**Given request:**
Copy each line below without leaving any out.

(Records from a data source)

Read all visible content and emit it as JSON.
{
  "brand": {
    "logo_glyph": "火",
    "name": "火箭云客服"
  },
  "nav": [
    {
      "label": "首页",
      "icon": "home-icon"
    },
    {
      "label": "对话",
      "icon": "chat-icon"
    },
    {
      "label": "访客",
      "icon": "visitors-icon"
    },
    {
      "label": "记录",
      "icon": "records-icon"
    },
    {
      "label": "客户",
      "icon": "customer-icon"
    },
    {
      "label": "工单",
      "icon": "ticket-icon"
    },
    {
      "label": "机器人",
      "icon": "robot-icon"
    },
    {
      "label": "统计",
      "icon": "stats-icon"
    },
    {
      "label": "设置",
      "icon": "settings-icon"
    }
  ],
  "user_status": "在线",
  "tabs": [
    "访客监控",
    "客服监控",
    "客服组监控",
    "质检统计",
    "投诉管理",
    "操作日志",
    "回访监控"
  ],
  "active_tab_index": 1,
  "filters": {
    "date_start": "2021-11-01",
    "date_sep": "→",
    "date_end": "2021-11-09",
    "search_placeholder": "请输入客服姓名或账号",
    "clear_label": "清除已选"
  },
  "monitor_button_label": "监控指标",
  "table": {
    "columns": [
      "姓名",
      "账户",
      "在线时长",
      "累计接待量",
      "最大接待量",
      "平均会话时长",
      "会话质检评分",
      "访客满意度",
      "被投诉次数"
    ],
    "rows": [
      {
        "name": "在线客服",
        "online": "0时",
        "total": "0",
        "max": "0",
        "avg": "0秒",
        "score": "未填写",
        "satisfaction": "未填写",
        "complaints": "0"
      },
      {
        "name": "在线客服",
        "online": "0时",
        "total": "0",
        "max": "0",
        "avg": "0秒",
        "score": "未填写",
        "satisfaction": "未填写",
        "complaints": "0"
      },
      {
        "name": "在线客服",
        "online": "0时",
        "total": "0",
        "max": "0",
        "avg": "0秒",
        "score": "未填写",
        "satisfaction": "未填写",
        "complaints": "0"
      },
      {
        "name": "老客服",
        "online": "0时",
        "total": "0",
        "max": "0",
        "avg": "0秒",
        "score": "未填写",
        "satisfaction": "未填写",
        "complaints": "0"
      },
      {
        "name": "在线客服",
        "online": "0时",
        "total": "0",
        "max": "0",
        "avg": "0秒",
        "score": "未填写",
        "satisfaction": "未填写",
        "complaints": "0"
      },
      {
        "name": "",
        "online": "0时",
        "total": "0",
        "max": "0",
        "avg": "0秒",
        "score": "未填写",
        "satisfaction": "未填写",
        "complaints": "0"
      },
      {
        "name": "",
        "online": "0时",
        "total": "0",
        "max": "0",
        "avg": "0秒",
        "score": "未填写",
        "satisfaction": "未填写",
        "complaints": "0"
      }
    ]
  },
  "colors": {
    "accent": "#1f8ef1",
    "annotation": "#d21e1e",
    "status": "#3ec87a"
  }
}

**Written answer:**
Read all visible content and emit it as JSON.
{
  "brand": {
    "logo_glyph": "火",
    "name": "火箭云客服"
  },
  "nav": [
    {
      "label": "首页",
      "icon": "home-icon"
    },
    {
      "label": "对话",
      "icon": "chat-icon"
    },
    {
      "label": "访客",
      "icon": "visitors-icon"
    },
    {
      "label": "记录",
      "icon": "records-icon"
    },
    {
      "label": "客户",
      "icon": "customer-icon"
    },
    {
      "label": "工单",
      "icon": "ticket-icon"
    },
    {
      "label": "机器人",
      "icon": "robot-icon"
    },
    {
      "label": "统计",
      "icon": "stats-icon"
    },
    {
      "label": "设置",
      "icon": "settings-icon"
    }
  ],
  "user_status": "在线",
  "tabs": [
    "访客监控",
    "客服监控",
    "客服组监控",
    "质检统计",
    "投诉管理",
    "操作日志",
    "回访监控"
  ],
  "active_tab_index": 1,
  "filters": {
    "date_start": "2021-11-01",
    "date_sep": "→",
    "date_end": "2021-11-09",
    "search_placeholder": "请输入客服姓名或账号",
    "clear_label": "清除已选"
  },
  "monitor_button_label": "监控指标",
  "table": {
    "columns": [
      "姓名",
      "账户",
      "在线时长",
      "累计接待量",
      "最大接待量",
      "平均会话时长",
      "会话质检评分",
      "访客满意度",
      "被投诉次数"
    ],
    "rows": [
      {
        "name": "在线客服",
        "online": "0时",
        "total": "0",
        "max": "0",
        "avg": "0秒",
        "score": "未填写",
        "satisfaction": "未填写",
        "complaints": "0"
      },
      {
        "name": "在线客服",
        "online": "0时",
        "total": "0",
        "max": "0",
        "avg": "0秒",
        "score": "未填写",
        "satisfaction": "未填写",
        "complaints": "0"
      },
      {
        "name": "在线客服",
        "online": "0时",
        "total": "0",
        "max": "0",
        "avg": "0秒",
        "score": "未填写",
        "satisfaction": "未填写",
        "complaints": "0"
      },
      {
        "name": "老客服",
        "online": "0时",
        "total": "0",
        "max": "0",
        "avg": "0秒",
        "score": "未填写",
        "satisfaction": "未填写",
        "complaints": "0"
      },
      {
        "name": "在线客服",
        "online": "0时",
        "total": "0",
        "max": "0",
        "avg": "0秒",
        "score": "未填写",
        "satisfaction": "未填写",
        "complaints": "0"
      },
      {
        "name": "",
        "online": "0时",
        "total": "0",
        "max": "0",
        "avg": "0秒",
        "score": "未填写",
        "satisfaction": "未填写",
        "complaints": "0"
      },
      {
        "name": "",
        "online": "0时",
        "total": "0",
        "max": "0",
        "avg": "0秒",
        "score": "未填写",
        "satisfaction": "未填写",
        "complaints": "0"
      }
    ]
  },
  "colors": {
    "accent": "#1f8ef1",
    "annotation": "#d21e1e",
    "status": "#3ec87a"
  }
}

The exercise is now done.